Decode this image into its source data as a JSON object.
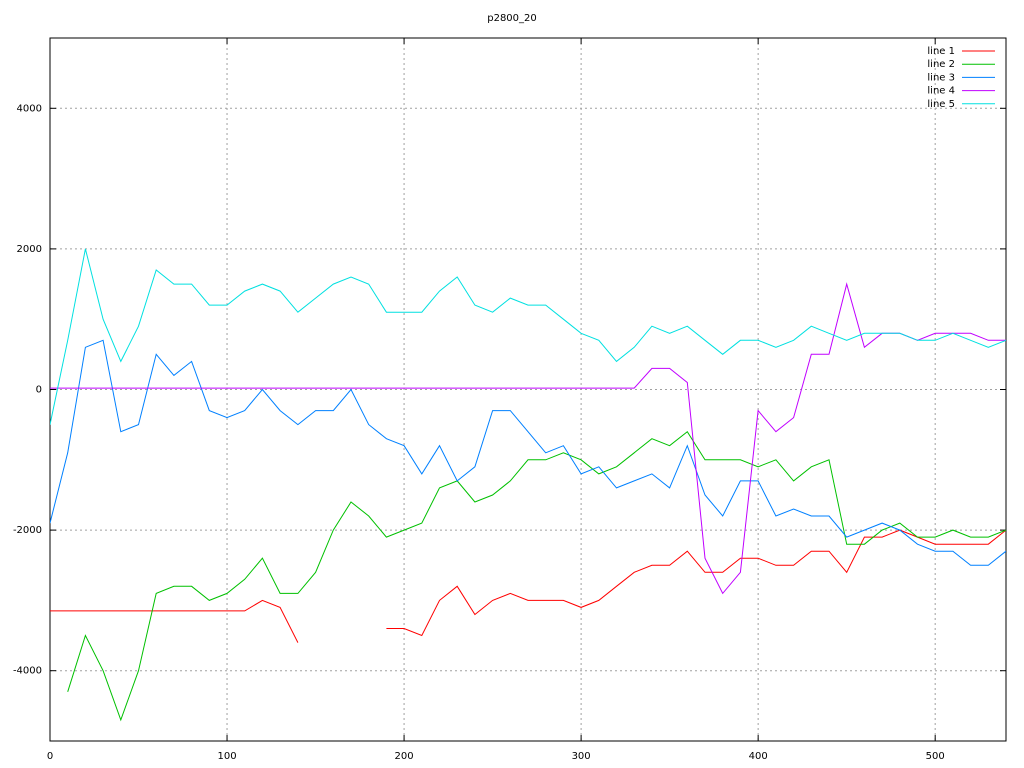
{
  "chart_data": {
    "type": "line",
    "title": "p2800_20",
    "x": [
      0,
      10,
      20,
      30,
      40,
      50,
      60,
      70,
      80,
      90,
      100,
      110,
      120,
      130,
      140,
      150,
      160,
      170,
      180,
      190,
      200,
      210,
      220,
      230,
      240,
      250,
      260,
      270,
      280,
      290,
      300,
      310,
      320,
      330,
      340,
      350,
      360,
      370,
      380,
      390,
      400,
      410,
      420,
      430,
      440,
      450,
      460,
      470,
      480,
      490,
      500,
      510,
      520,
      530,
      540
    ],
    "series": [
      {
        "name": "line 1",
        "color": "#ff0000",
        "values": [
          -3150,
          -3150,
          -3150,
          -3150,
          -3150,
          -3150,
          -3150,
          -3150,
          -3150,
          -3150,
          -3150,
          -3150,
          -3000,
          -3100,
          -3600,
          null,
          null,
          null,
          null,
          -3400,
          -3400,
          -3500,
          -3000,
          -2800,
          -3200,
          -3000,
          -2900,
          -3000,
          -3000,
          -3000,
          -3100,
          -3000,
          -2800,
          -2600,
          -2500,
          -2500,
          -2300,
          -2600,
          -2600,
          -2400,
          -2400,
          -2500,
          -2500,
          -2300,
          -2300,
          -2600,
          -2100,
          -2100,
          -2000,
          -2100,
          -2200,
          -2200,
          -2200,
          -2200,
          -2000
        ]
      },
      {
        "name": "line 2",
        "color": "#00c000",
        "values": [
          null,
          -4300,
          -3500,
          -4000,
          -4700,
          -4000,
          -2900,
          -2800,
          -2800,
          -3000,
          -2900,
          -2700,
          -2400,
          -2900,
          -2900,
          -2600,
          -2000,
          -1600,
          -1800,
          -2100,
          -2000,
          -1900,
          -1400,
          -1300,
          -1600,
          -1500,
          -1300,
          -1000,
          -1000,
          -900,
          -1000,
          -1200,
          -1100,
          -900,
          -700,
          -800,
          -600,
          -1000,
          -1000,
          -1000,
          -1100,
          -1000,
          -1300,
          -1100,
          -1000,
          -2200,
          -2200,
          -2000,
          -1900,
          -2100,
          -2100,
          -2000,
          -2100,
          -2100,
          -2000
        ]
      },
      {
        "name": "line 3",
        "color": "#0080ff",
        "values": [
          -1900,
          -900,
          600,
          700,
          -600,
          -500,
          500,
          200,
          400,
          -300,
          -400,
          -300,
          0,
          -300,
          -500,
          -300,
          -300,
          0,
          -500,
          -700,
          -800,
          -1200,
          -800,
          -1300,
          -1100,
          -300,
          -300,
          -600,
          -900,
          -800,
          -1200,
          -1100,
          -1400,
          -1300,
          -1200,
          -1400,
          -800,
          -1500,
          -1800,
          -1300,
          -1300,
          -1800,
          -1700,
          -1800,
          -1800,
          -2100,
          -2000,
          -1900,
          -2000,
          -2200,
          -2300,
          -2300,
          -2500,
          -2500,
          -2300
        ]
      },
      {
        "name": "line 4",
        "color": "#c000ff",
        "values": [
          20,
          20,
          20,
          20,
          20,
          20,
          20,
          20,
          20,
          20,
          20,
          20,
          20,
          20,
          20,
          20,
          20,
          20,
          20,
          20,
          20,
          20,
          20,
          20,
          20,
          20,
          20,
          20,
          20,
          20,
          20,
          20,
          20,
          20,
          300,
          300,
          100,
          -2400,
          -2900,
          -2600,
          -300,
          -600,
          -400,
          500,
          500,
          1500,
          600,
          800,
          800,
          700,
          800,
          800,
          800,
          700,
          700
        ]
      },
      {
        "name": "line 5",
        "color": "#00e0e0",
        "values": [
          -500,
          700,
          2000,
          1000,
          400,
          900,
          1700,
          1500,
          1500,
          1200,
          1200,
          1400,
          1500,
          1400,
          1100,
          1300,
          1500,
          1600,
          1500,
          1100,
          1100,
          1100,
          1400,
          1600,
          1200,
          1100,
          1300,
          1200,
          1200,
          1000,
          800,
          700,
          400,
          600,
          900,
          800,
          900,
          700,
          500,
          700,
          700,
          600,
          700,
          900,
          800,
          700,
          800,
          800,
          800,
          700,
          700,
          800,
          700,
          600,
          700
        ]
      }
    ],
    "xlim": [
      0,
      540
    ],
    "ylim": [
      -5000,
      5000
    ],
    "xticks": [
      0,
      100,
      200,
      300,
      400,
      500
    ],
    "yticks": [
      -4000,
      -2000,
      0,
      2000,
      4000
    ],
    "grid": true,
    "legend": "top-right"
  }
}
=====
Your goal -> The data should be printed again unchanged; leave its pictures out.

Solution to this exercise ->
Decode this image into its source data as a JSON object.
{
  "chart_data": {
    "type": "line",
    "title": "p2800_20",
    "x": [
      0,
      10,
      20,
      30,
      40,
      50,
      60,
      70,
      80,
      90,
      100,
      110,
      120,
      130,
      140,
      150,
      160,
      170,
      180,
      190,
      200,
      210,
      220,
      230,
      240,
      250,
      260,
      270,
      280,
      290,
      300,
      310,
      320,
      330,
      340,
      350,
      360,
      370,
      380,
      390,
      400,
      410,
      420,
      430,
      440,
      450,
      460,
      470,
      480,
      490,
      500,
      510,
      520,
      530,
      540
    ],
    "series": [
      {
        "name": "line 1",
        "color": "#ff0000",
        "values": [
          -3150,
          -3150,
          -3150,
          -3150,
          -3150,
          -3150,
          -3150,
          -3150,
          -3150,
          -3150,
          -3150,
          -3150,
          -3000,
          -3100,
          -3600,
          null,
          null,
          null,
          null,
          -3400,
          -3400,
          -3500,
          -3000,
          -2800,
          -3200,
          -3000,
          -2900,
          -3000,
          -3000,
          -3000,
          -3100,
          -3000,
          -2800,
          -2600,
          -2500,
          -2500,
          -2300,
          -2600,
          -2600,
          -2400,
          -2400,
          -2500,
          -2500,
          -2300,
          -2300,
          -2600,
          -2100,
          -2100,
          -2000,
          -2100,
          -2200,
          -2200,
          -2200,
          -2200,
          -2000
        ]
      },
      {
        "name": "line 2",
        "color": "#00c000",
        "values": [
          null,
          -4300,
          -3500,
          -4000,
          -4700,
          -4000,
          -2900,
          -2800,
          -2800,
          -3000,
          -2900,
          -2700,
          -2400,
          -2900,
          -2900,
          -2600,
          -2000,
          -1600,
          -1800,
          -2100,
          -2000,
          -1900,
          -1400,
          -1300,
          -1600,
          -1500,
          -1300,
          -1000,
          -1000,
          -900,
          -1000,
          -1200,
          -1100,
          -900,
          -700,
          -800,
          -600,
          -1000,
          -1000,
          -1000,
          -1100,
          -1000,
          -1300,
          -1100,
          -1000,
          -2200,
          -2200,
          -2000,
          -1900,
          -2100,
          -2100,
          -2000,
          -2100,
          -2100,
          -2000
        ]
      },
      {
        "name": "line 3",
        "color": "#0080ff",
        "values": [
          -1900,
          -900,
          600,
          700,
          -600,
          -500,
          500,
          200,
          400,
          -300,
          -400,
          -300,
          0,
          -300,
          -500,
          -300,
          -300,
          0,
          -500,
          -700,
          -800,
          -1200,
          -800,
          -1300,
          -1100,
          -300,
          -300,
          -600,
          -900,
          -800,
          -1200,
          -1100,
          -1400,
          -1300,
          -1200,
          -1400,
          -800,
          -1500,
          -1800,
          -1300,
          -1300,
          -1800,
          -1700,
          -1800,
          -1800,
          -2100,
          -2000,
          -1900,
          -2000,
          -2200,
          -2300,
          -2300,
          -2500,
          -2500,
          -2300
        ]
      },
      {
        "name": "line 4",
        "color": "#c000ff",
        "values": [
          20,
          20,
          20,
          20,
          20,
          20,
          20,
          20,
          20,
          20,
          20,
          20,
          20,
          20,
          20,
          20,
          20,
          20,
          20,
          20,
          20,
          20,
          20,
          20,
          20,
          20,
          20,
          20,
          20,
          20,
          20,
          20,
          20,
          20,
          300,
          300,
          100,
          -2400,
          -2900,
          -2600,
          -300,
          -600,
          -400,
          500,
          500,
          1500,
          600,
          800,
          800,
          700,
          800,
          800,
          800,
          700,
          700
        ]
      },
      {
        "name": "line 5",
        "color": "#00e0e0",
        "values": [
          -500,
          700,
          2000,
          1000,
          400,
          900,
          1700,
          1500,
          1500,
          1200,
          1200,
          1400,
          1500,
          1400,
          1100,
          1300,
          1500,
          1600,
          1500,
          1100,
          1100,
          1100,
          1400,
          1600,
          1200,
          1100,
          1300,
          1200,
          1200,
          1000,
          800,
          700,
          400,
          600,
          900,
          800,
          900,
          700,
          500,
          700,
          700,
          600,
          700,
          900,
          800,
          700,
          800,
          800,
          800,
          700,
          700,
          800,
          700,
          600,
          700
        ]
      }
    ],
    "xlim": [
      0,
      540
    ],
    "ylim": [
      -5000,
      5000
    ],
    "xticks": [
      0,
      100,
      200,
      300,
      400,
      500
    ],
    "yticks": [
      -4000,
      -2000,
      0,
      2000,
      4000
    ],
    "grid": true,
    "legend": "top-right"
  }
}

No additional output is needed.